Dataset records:
★ ★ ★ ★ ★ ★ ★

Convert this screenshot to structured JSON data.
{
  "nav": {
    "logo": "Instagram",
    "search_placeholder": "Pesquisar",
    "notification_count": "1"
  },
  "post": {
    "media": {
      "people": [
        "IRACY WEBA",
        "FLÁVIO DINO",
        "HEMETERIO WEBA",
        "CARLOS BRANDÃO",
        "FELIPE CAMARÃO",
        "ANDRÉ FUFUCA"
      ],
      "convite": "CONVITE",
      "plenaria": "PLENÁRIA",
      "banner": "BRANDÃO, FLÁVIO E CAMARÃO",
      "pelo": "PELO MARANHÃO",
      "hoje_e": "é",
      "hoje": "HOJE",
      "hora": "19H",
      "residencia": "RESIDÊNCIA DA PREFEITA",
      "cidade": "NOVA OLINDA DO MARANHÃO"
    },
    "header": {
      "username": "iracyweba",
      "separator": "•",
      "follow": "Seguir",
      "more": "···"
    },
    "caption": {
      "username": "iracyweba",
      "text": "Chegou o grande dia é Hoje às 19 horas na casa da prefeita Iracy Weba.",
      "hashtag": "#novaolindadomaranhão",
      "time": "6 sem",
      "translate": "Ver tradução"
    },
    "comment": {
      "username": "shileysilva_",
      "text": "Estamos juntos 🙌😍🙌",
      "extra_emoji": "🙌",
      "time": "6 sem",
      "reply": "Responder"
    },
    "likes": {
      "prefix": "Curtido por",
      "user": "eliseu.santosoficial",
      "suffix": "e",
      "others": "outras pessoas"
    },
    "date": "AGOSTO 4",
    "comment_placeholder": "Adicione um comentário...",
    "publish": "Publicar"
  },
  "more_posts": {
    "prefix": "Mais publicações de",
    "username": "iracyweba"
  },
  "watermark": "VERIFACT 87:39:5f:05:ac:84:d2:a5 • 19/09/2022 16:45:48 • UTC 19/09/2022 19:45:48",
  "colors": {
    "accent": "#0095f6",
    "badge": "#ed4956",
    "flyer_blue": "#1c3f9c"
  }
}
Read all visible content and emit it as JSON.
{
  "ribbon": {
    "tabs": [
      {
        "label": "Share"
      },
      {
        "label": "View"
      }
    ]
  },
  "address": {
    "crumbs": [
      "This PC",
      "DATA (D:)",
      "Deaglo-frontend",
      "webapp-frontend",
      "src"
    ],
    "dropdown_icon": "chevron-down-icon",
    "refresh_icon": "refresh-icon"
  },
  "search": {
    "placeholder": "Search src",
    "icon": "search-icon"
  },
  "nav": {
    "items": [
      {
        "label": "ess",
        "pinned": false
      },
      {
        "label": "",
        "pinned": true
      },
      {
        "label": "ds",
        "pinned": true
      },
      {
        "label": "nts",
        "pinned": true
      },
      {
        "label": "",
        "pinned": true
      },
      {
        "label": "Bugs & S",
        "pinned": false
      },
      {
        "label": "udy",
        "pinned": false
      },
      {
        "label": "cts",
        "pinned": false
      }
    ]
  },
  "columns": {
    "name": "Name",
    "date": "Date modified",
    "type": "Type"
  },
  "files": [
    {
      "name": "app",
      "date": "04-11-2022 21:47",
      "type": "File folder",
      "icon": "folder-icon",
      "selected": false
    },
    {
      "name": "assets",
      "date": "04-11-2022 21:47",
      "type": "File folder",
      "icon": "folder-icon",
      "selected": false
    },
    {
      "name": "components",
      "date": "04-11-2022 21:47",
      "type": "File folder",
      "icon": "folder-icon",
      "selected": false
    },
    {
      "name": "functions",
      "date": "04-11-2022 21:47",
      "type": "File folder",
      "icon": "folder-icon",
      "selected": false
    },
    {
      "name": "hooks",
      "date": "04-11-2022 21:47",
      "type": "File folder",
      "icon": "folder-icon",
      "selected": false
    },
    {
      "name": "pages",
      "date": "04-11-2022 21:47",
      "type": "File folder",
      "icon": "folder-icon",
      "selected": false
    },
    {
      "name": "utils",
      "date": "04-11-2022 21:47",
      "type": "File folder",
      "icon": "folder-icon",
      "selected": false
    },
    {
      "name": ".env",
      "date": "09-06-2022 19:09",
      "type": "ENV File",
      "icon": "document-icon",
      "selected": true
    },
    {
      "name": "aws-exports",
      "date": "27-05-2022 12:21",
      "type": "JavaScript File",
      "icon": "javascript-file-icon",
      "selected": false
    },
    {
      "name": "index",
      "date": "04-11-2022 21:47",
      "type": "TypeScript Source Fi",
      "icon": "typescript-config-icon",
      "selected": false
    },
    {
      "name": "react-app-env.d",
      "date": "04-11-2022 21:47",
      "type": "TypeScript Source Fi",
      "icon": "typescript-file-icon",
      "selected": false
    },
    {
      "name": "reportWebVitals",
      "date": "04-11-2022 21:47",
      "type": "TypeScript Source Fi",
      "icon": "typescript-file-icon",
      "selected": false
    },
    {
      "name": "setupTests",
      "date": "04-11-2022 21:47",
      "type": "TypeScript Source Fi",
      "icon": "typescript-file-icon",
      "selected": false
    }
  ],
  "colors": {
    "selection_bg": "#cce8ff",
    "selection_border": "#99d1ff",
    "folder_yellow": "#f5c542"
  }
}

★ ★ ★ ★ ★ ★ ★

WHAT IS BEING ASKED: Write the data back out verbatim.

SOLUTION:
Convert this screenshot to structured JSON data.
{
  "nav": {
    "logo": "Instagram",
    "search_placeholder": "Pesquisar",
    "notification_count": "1"
  },
  "post": {
    "media": {
      "people": [
        "IRACY WEBA",
        "FLÁVIO DINO",
        "HEMETERIO WEBA",
        "CARLOS BRANDÃO",
        "FELIPE CAMARÃO",
        "ANDRÉ FUFUCA"
      ],
      "convite": "CONVITE",
      "plenaria": "PLENÁRIA",
      "banner": "BRANDÃO, FLÁVIO E CAMARÃO",
      "pelo": "PELO MARANHÃO",
      "hoje_e": "é",
      "hoje": "HOJE",
      "hora": "19H",
      "residencia": "RESIDÊNCIA DA PREFEITA",
      "cidade": "NOVA OLINDA DO MARANHÃO"
    },
    "header": {
      "username": "iracyweba",
      "separator": "•",
      "follow": "Seguir",
      "more": "···"
    },
    "caption": {
      "username": "iracyweba",
      "text": "Chegou o grande dia é Hoje às 19 horas na casa da prefeita Iracy Weba.",
      "hashtag": "#novaolindadomaranhão",
      "time": "6 sem",
      "translate": "Ver tradução"
    },
    "comment": {
      "username": "shileysilva_",
      "text": "Estamos juntos 🙌😍🙌",
      "extra_emoji": "🙌",
      "time": "6 sem",
      "reply": "Responder"
    },
    "likes": {
      "prefix": "Curtido por",
      "user": "eliseu.santosoficial",
      "suffix": "e",
      "others": "outras pessoas"
    },
    "date": "AGOSTO 4",
    "comment_placeholder": "Adicione um comentário...",
    "publish": "Publicar"
  },
  "more_posts": {
    "prefix": "Mais publicações de",
    "username": "iracyweba"
  },
  "watermark": "VERIFACT 87:39:5f:05:ac:84:d2:a5 • 19/09/2022 16:45:48 • UTC 19/09/2022 19:45:48",
  "colors": {
    "accent": "#0095f6",
    "badge": "#ed4956",
    "flyer_blue": "#1c3f9c"
  }
}
Read all visible content and emit it as JSON.
{
  "ribbon": {
    "tabs": [
      {
        "label": "Share"
      },
      {
        "label": "View"
      }
    ]
  },
  "address": {
    "crumbs": [
      "This PC",
      "DATA (D:)",
      "Deaglo-frontend",
      "webapp-frontend",
      "src"
    ],
    "dropdown_icon": "chevron-down-icon",
    "refresh_icon": "refresh-icon"
  },
  "search": {
    "placeholder": "Search src",
    "icon": "search-icon"
  },
  "nav": {
    "items": [
      {
        "label": "ess",
        "pinned": false
      },
      {
        "label": "",
        "pinned": true
      },
      {
        "label": "ds",
        "pinned": true
      },
      {
        "label": "nts",
        "pinned": true
      },
      {
        "label": "",
        "pinned": true
      },
      {
        "label": "Bugs & S",
        "pinned": false
      },
      {
        "label": "udy",
        "pinned": false
      },
      {
        "label": "cts",
        "pinned": false
      }
    ]
  },
  "columns": {
    "name": "Name",
    "date": "Date modified",
    "type": "Type"
  },
  "files": [
    {
      "name": "app",
      "date": "04-11-2022 21:47",
      "type": "File folder",
      "icon": "folder-icon",
      "selected": false
    },
    {
      "name": "assets",
      "date": "04-11-2022 21:47",
      "type": "File folder",
      "icon": "folder-icon",
      "selected": false
    },
    {
      "name": "components",
      "date": "04-11-2022 21:47",
      "type": "File folder",
      "icon": "folder-icon",
      "selected": false
    },
    {
      "name": "functions",
      "date": "04-11-2022 21:47",
      "type": "File folder",
      "icon": "folder-icon",
      "selected": false
    },
    {
      "name": "hooks",
      "date": "04-11-2022 21:47",
      "type": "File folder",
      "icon": "folder-icon",
      "selected": false
    },
    {
      "name": "pages",
      "date": "04-11-2022 21:47",
      "type": "File folder",
      "icon": "folder-icon",
      "selected": false
    },
    {
      "name": "utils",
      "date": "04-11-2022 21:47",
      "type": "File folder",
      "icon": "folder-icon",
      "selected": false
    },
    {
      "name": ".env",
      "date": "09-06-2022 19:09",
      "type": "ENV File",
      "icon": "document-icon",
      "selected": true
    },
    {
      "name": "aws-exports",
      "date": "27-05-2022 12:21",
      "type": "JavaScript File",
      "icon": "javascript-file-icon",
      "selected": false
    },
    {
      "name": "index",
      "date": "04-11-2022 21:47",
      "type": "TypeScript Source Fi",
      "icon": "typescript-config-icon",
      "selected": false
    },
    {
      "name": "react-app-env.d",
      "date": "04-11-2022 21:47",
      "type": "TypeScript Source Fi",
      "icon": "typescript-file-icon",
      "selected": false
    },
    {
      "name": "reportWebVitals",
      "date": "04-11-2022 21:47",
      "type": "TypeScript Source Fi",
      "icon": "typescript-file-icon",
      "selected": false
    },
    {
      "name": "setupTests",
      "date": "04-11-2022 21:47",
      "type": "TypeScript Source Fi",
      "icon": "typescript-file-icon",
      "selected": false
    }
  ],
  "colors": {
    "selection_bg": "#cce8ff",
    "selection_border": "#99d1ff",
    "folder_yellow": "#f5c542"
  }
}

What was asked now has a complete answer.